To be done
Among these lines, how many include "holders"? Answer only with the number.

(begin)

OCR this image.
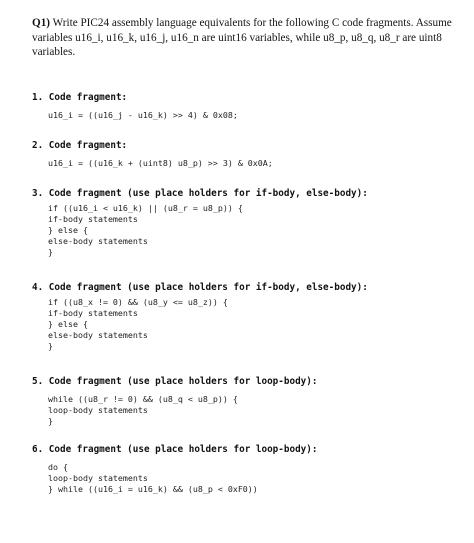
Q1) Write PIC24 assembly language equivalents for the following C code fragments. Assume variables u16_i, u16_k, u16_j, u16_n are uint16 variables, while u8_p, u8_q, u8_r are uint8 variables.

1. Code fragment:
u16_i = ((u16_j - u16_k) >> 4) & 0x08;
2. Code fragment:
u16_i = ((u16_k + (uint8) u8_p) >> 3) & 0x0A;
3. Code fragment (use place holders for if-body, else-body):
if ((u16_i < u16_k) || (u8_r = u8_p)) {
if-body statements
} else {
else-body statements
}
4. Code fragment (use place holders for if-body, else-body):
if ((u8_x != 0) && (u8_y <= u8_z)) {
if-body statements
} else {
else-body statements
}
5. Code fragment (use place holders for loop-body):
while ((u8_r != 0) && (u8_q < u8_p)) {
loop-body statements
}
6. Code fragment (use place holders for loop-body):
do {
loop-body statements
} while ((u16_i = u16_k) && (u8_p < 0xF0))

(end)

The answer
4